Task objective:
Copy out the listing that follows, exactly, without its pictures.

----------

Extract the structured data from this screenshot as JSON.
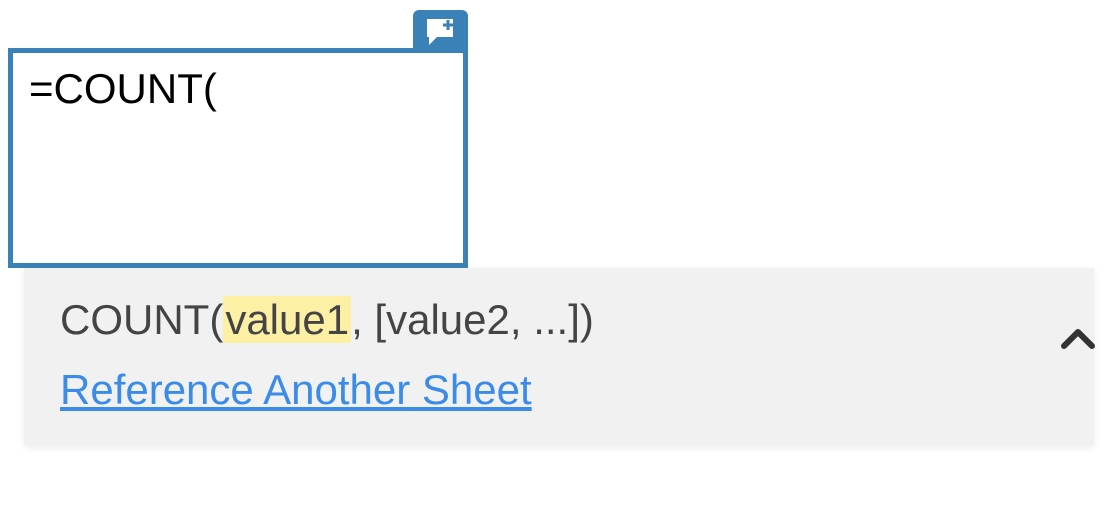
{
  "cell": {
    "input_value": "=COUNT("
  },
  "tooltip": {
    "func_name": "COUNT",
    "open_paren": "(",
    "arg_highlight": "value1",
    "arg_rest": ", [value2, ...])",
    "link_text": "Reference Another Sheet"
  },
  "icons": {
    "comment_add": "comment-add-icon",
    "caret_up": "caret-up-icon"
  }
}
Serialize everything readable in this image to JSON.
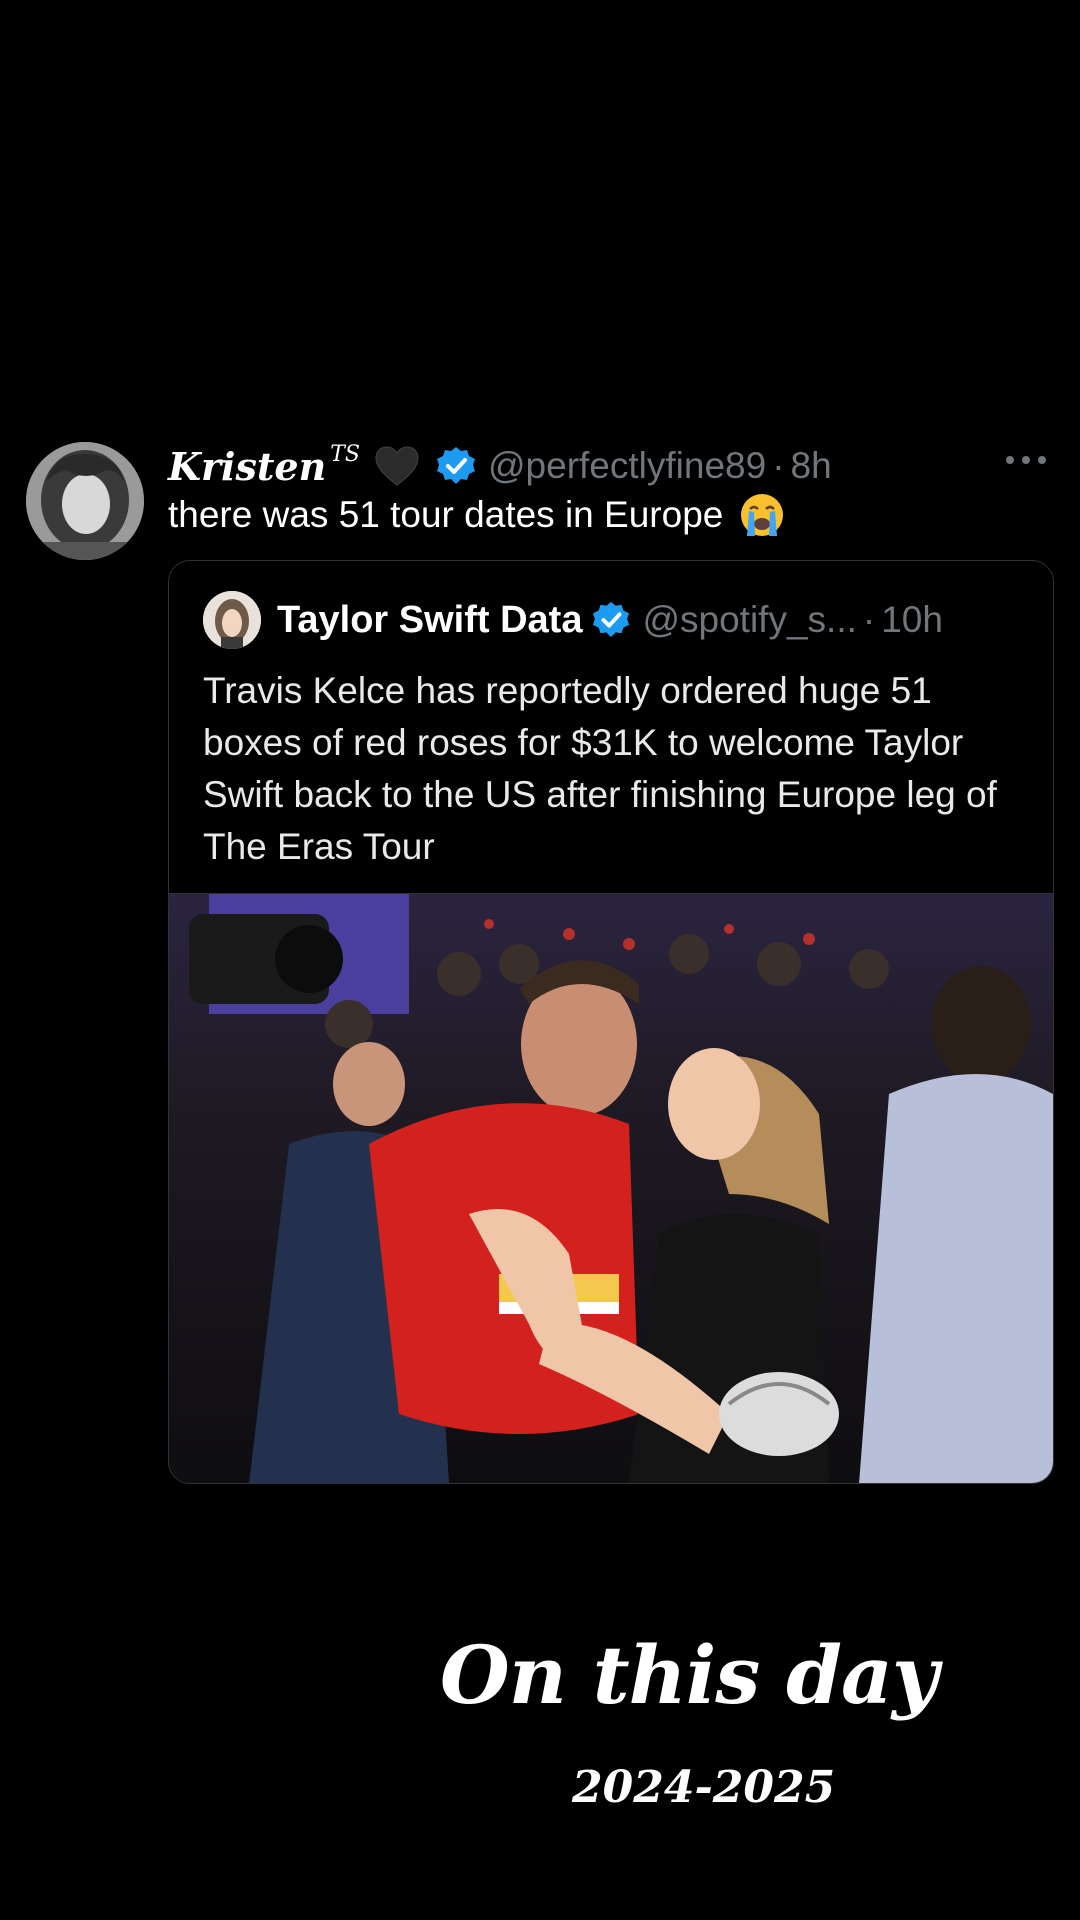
{
  "tweet": {
    "display_name": "Kristen",
    "name_superscript": "TS",
    "heart_emoji": "black-heart-emoji",
    "verified_icon": "verified-badge-icon",
    "handle": "@perfectlyfine89",
    "separator": "·",
    "time": "8h",
    "more_icon": "more-options-icon",
    "text": "there was 51 tour dates in Europe",
    "text_emoji": "loudly-crying-face-emoji",
    "avatar": "user-avatar"
  },
  "quote": {
    "display_name": "Taylor Swift Data",
    "verified_icon": "verified-badge-icon",
    "handle": "@spotify_s...",
    "separator": "·",
    "time": "10h",
    "text": "Travis Kelce has reportedly ordered huge 51 boxes of red roses for $31K to welcome Taylor Swift back to the US after finishing Europe leg of The Eras Tour",
    "image": "celebration-photo"
  },
  "overlay": {
    "title": "On this day",
    "years": "2024-2025"
  },
  "colors": {
    "background": "#000000",
    "text_primary": "#ffffff",
    "text_secondary": "#71767b",
    "verified_blue": "#1d9bf0",
    "border": "#2f3336"
  }
}
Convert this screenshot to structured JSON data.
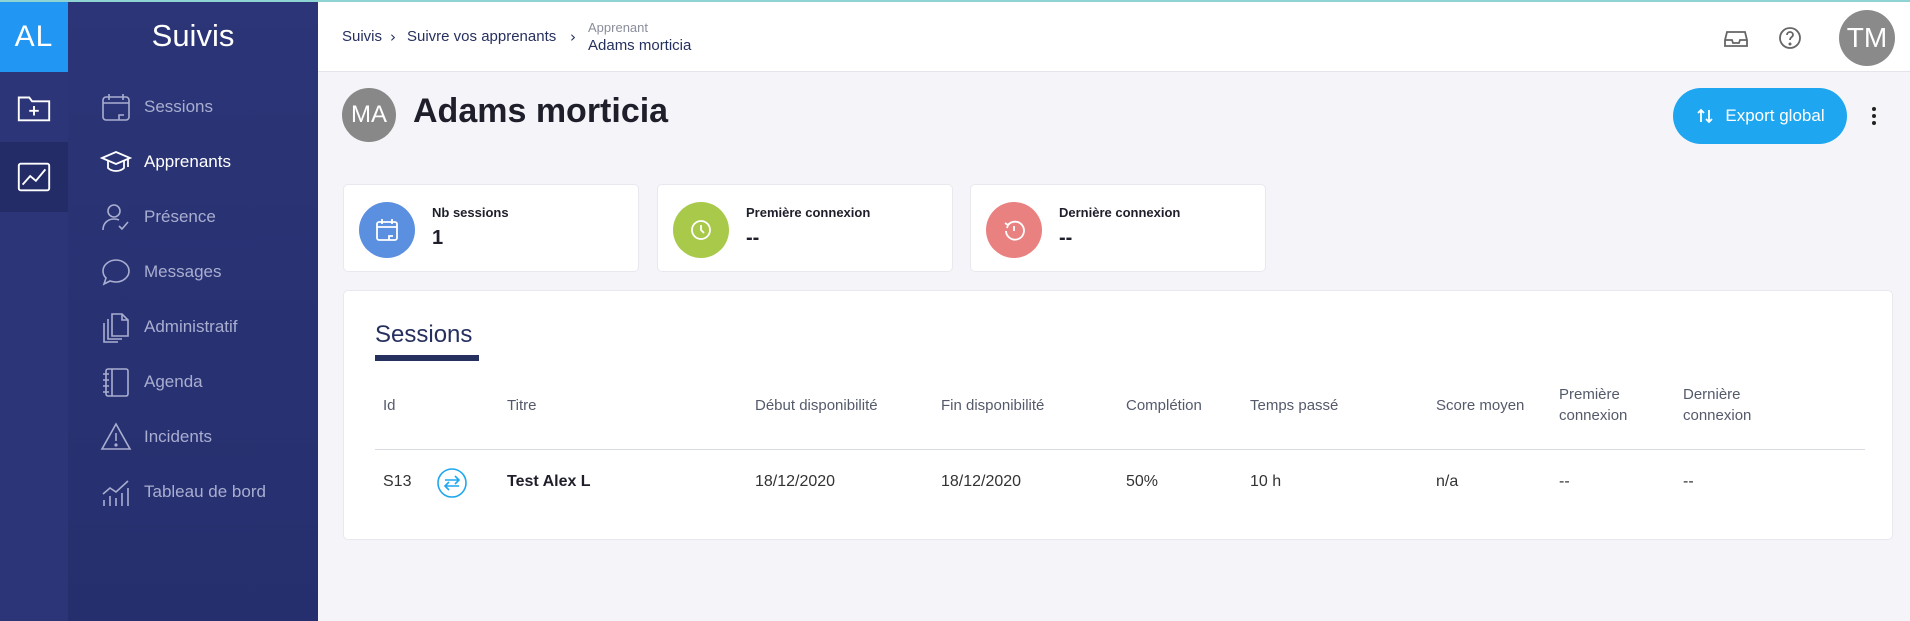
{
  "rail": {
    "logo": "AL"
  },
  "sidebar": {
    "title": "Suivis",
    "items": [
      {
        "label": "Sessions",
        "icon": "calendar-icon",
        "active": false
      },
      {
        "label": "Apprenants",
        "icon": "graduation-cap-icon",
        "active": true
      },
      {
        "label": "Présence",
        "icon": "user-check-icon",
        "active": false
      },
      {
        "label": "Messages",
        "icon": "chat-bubble-icon",
        "active": false
      },
      {
        "label": "Administratif",
        "icon": "documents-icon",
        "active": false
      },
      {
        "label": "Agenda",
        "icon": "notebook-icon",
        "active": false
      },
      {
        "label": "Incidents",
        "icon": "warning-icon",
        "active": false
      },
      {
        "label": "Tableau de bord",
        "icon": "chart-icon",
        "active": false
      }
    ]
  },
  "header": {
    "breadcrumb": [
      "Suivis",
      "Suivre vos apprenants"
    ],
    "current_label": "Apprenant",
    "current_value": "Adams morticia",
    "user_initials": "TM"
  },
  "page": {
    "avatar_initials": "MA",
    "title": "Adams morticia",
    "export_label": "Export global"
  },
  "stats": [
    {
      "label": "Nb sessions",
      "value": "1",
      "color": "#5b8fe0",
      "icon": "calendar-icon"
    },
    {
      "label": "Première connexion",
      "value": "--",
      "color": "#a8c94a",
      "icon": "clock-icon"
    },
    {
      "label": "Dernière connexion",
      "value": "--",
      "color": "#ea8181",
      "icon": "history-icon"
    }
  ],
  "sessions": {
    "title": "Sessions",
    "columns": {
      "id": "Id",
      "titre": "Titre",
      "debut": "Début disponibilité",
      "fin": "Fin disponibilité",
      "completion": "Complétion",
      "temps": "Temps passé",
      "score": "Score moyen",
      "premiere_a": "Première",
      "premiere_b": "connexion",
      "derniere_a": "Dernière",
      "derniere_b": "connexion"
    },
    "rows": [
      {
        "id": "S13",
        "titre": "Test Alex L",
        "debut": "18/12/2020",
        "fin": "18/12/2020",
        "completion": "50%",
        "temps": "10 h",
        "score": "n/a",
        "premiere": "--",
        "derniere": "--"
      }
    ]
  },
  "colors": {
    "accent": "#1ea7f0",
    "sidebar": "#2b3577",
    "logo": "#2196f3"
  }
}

----------

Solution to the exercise:
Extract the structured data from this screenshot as JSON.
{
  "cell": {
    "input_value": "=COUNT("
  },
  "tooltip": {
    "func_name": "COUNT",
    "open_paren": "(",
    "arg_highlight": "value1",
    "arg_rest": ", [value2, ...])",
    "link_text": "Reference Another Sheet"
  },
  "icons": {
    "comment_add": "comment-add-icon",
    "caret_up": "caret-up-icon"
  }
}
Serialize everything readable in this image to JSON.
{
  "tweet": {
    "display_name": "Kristen",
    "name_superscript": "TS",
    "heart_emoji": "black-heart-emoji",
    "verified_icon": "verified-badge-icon",
    "handle": "@perfectlyfine89",
    "separator": "·",
    "time": "8h",
    "more_icon": "more-options-icon",
    "text": "there was 51 tour dates in Europe",
    "text_emoji": "loudly-crying-face-emoji",
    "avatar": "user-avatar"
  },
  "quote": {
    "display_name": "Taylor Swift Data",
    "verified_icon": "verified-badge-icon",
    "handle": "@spotify_s...",
    "separator": "·",
    "time": "10h",
    "text": "Travis Kelce has reportedly ordered huge 51 boxes of red roses for $31K to welcome Taylor Swift back to the US after finishing Europe leg of The Eras Tour",
    "image": "celebration-photo"
  },
  "overlay": {
    "title": "On this day",
    "years": "2024-2025"
  },
  "colors": {
    "background": "#000000",
    "text_primary": "#ffffff",
    "text_secondary": "#71767b",
    "verified_blue": "#1d9bf0",
    "border": "#2f3336"
  }
}
Convert this screenshot to structured JSON data.
{
  "rail": {
    "logo": "AL"
  },
  "sidebar": {
    "title": "Suivis",
    "items": [
      {
        "label": "Sessions",
        "icon": "calendar-icon",
        "active": false
      },
      {
        "label": "Apprenants",
        "icon": "graduation-cap-icon",
        "active": true
      },
      {
        "label": "Présence",
        "icon": "user-check-icon",
        "active": false
      },
      {
        "label": "Messages",
        "icon": "chat-bubble-icon",
        "active": false
      },
      {
        "label": "Administratif",
        "icon": "documents-icon",
        "active": false
      },
      {
        "label": "Agenda",
        "icon": "notebook-icon",
        "active": false
      },
      {
        "label": "Incidents",
        "icon": "warning-icon",
        "active": false
      },
      {
        "label": "Tableau de bord",
        "icon": "chart-icon",
        "active": false
      }
    ]
  },
  "header": {
    "breadcrumb": [
      "Suivis",
      "Suivre vos apprenants"
    ],
    "current_label": "Apprenant",
    "current_value": "Adams morticia",
    "user_initials": "TM"
  },
  "page": {
    "avatar_initials": "MA",
    "title": "Adams morticia",
    "export_label": "Export global"
  },
  "stats": [
    {
      "label": "Nb sessions",
      "value": "1",
      "color": "#5b8fe0",
      "icon": "calendar-icon"
    },
    {
      "label": "Première connexion",
      "value": "--",
      "color": "#a8c94a",
      "icon": "clock-icon"
    },
    {
      "label": "Dernière connexion",
      "value": "--",
      "color": "#ea8181",
      "icon": "history-icon"
    }
  ],
  "sessions": {
    "title": "Sessions",
    "columns": {
      "id": "Id",
      "titre": "Titre",
      "debut": "Début disponibilité",
      "fin": "Fin disponibilité",
      "completion": "Complétion",
      "temps": "Temps passé",
      "score": "Score moyen",
      "premiere_a": "Première",
      "premiere_b": "connexion",
      "derniere_a": "Dernière",
      "derniere_b": "connexion"
    },
    "rows": [
      {
        "id": "S13",
        "titre": "Test Alex L",
        "debut": "18/12/2020",
        "fin": "18/12/2020",
        "completion": "50%",
        "temps": "10 h",
        "score": "n/a",
        "premiere": "--",
        "derniere": "--"
      }
    ]
  },
  "colors": {
    "accent": "#1ea7f0",
    "sidebar": "#2b3577",
    "logo": "#2196f3"
  }
}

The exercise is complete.